>> START
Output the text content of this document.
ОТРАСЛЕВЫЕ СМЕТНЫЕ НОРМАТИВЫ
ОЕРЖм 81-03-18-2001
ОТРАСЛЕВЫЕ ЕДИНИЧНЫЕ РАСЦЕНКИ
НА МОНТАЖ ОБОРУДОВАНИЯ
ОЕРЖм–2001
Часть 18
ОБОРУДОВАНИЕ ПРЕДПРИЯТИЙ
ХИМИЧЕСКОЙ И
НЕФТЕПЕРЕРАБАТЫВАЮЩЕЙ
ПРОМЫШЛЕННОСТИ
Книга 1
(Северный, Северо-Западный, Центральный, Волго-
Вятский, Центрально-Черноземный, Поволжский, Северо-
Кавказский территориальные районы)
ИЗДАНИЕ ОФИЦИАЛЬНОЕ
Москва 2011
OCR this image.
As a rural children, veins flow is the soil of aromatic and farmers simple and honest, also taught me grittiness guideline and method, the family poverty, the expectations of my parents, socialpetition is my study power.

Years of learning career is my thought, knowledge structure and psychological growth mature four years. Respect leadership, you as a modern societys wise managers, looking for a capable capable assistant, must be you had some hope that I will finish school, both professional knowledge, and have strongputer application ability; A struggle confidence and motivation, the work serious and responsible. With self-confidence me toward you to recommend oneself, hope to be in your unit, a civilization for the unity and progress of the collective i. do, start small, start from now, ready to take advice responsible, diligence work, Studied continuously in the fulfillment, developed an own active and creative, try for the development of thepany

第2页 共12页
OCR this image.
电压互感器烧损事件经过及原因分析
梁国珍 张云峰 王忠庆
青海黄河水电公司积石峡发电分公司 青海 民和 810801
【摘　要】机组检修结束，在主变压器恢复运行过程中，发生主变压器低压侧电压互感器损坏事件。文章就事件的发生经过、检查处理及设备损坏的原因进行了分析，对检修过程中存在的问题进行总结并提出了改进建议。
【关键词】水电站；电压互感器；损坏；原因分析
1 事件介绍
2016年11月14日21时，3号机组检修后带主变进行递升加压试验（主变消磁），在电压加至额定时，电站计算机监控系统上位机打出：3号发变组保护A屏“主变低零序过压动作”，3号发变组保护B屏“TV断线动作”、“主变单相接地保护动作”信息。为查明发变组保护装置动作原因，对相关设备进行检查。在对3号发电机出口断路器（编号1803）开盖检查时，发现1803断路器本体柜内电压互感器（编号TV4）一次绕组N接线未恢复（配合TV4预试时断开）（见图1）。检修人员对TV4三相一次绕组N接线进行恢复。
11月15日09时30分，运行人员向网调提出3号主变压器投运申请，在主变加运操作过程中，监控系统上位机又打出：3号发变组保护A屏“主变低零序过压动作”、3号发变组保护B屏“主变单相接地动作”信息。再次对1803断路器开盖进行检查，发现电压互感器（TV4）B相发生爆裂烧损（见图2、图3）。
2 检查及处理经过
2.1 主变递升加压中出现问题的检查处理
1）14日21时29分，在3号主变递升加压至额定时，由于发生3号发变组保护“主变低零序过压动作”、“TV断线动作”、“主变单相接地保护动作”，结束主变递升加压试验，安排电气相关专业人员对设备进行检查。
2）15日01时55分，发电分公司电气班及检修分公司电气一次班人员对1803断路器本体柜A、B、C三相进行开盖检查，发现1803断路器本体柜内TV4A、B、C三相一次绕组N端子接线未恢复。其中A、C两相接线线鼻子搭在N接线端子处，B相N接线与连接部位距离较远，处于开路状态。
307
>> END
## WHAT YOU WILL DO
Gather every line containing the word "TV断线动作" and copy it.

## EXERCISE OUTPUT
2016年11月14日21时，3号机组检修后带主变进行递升加压试验（主变消磁），在电压加至额定时，电站计算机监控系统上位机打出：3号发变组保护A屏“主变低零序过压动作”，3号发变组保护B屏“TV断线动作”、“主变单相接地保护动作”信息。为查明发变组保护装置动作原因，对相关设备进行检查。在对3号发电机出口断路器（编号1803）开盖检查时，发现1803断路器本体柜内电压互感器（编号TV4）一次绕组N接线未恢复（配合TV4预试时断开）（见图1）。检修人员对TV4三相一次绕组N接线进行恢复。
1）14日21时29分，在3号主变递升加压至额定时，由于发生3号发变组保护“主变低零序过压动作”、“TV断线动作”、“主变单相接地保护动作”，结束主变递升加压试验，安排电气相关专业人员对设备进行检查。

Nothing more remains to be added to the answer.